The result should be every line that contains the word "Royal", taken from the material.

> Input:
- - - - - - -

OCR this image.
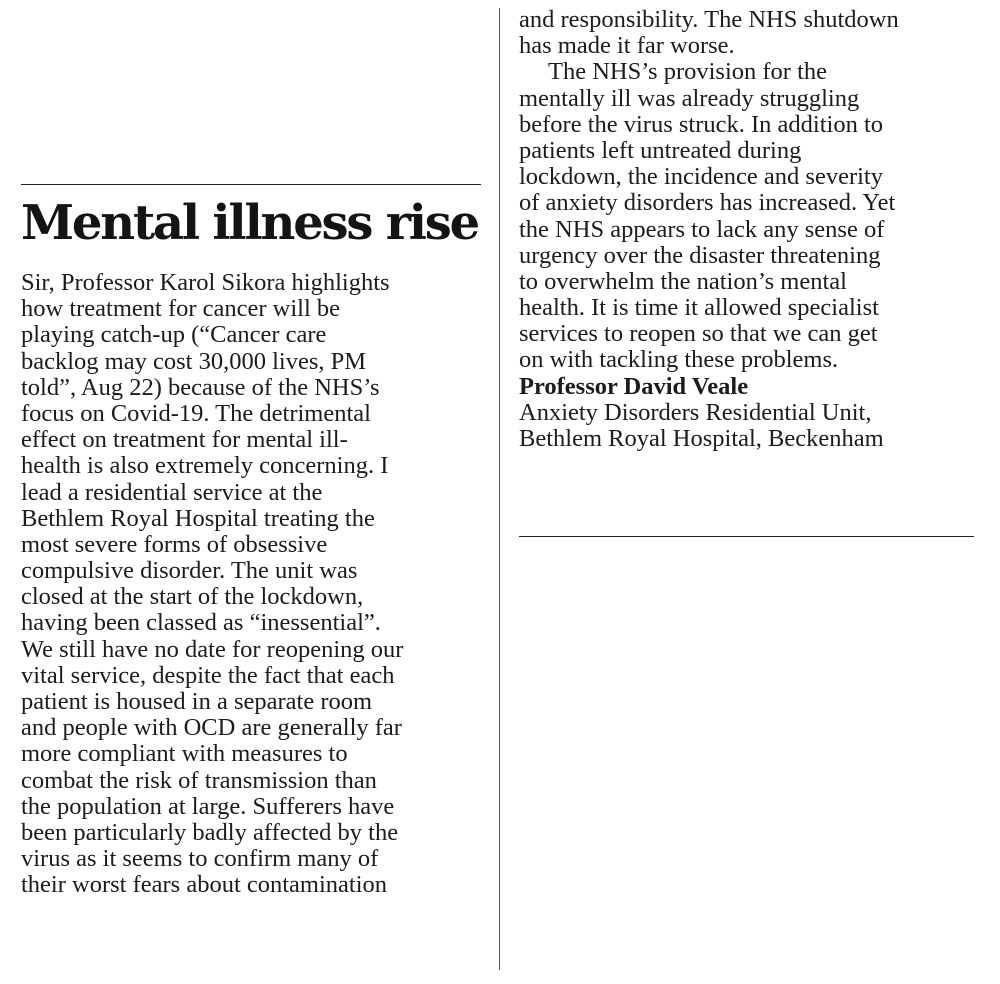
Mental illness rise
Sir, Professor Karol Sikora highlights
how treatment for cancer will be
playing catch-up (“Cancer care
backlog may cost 30,000 lives, PM
told”, Aug 22) because of the NHS’s
focus on Covid-19. The detrimental
effect on treatment for mental ill-
health is also extremely concerning. I
lead a residential service at the
Bethlem Royal Hospital treating the
most severe forms of obsessive
compulsive disorder. The unit was
closed at the start of the lockdown,
having been classed as “inessential”.
We still have no date for reopening our
vital service, despite the fact that each
patient is housed in a separate room
and people with OCD are generally far
more compliant with measures to
combat the risk of transmission than
the population at large. Sufferers have
been particularly badly affected by the
virus as it seems to confirm many of
their worst fears about contamination
and responsibility. The NHS shutdown
has made it far worse.
The NHS’s provision for the
mentally ill was already struggling
before the virus struck. In addition to
patients left untreated during
lockdown, the incidence and severity
of anxiety disorders has increased. Yet
the NHS appears to lack any sense of
urgency over the disaster threatening
to overwhelm the nation’s mental
health. It is time it allowed specialist
services to reopen so that we can get
on with tackling these problems.
Professor David Veale
Anxiety Disorders Residential Unit,
Bethlem Royal Hospital, Beckenham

- - - - - - -

> Your solution:
Bethlem Royal Hospital treating the
Bethlem Royal Hospital, Beckenham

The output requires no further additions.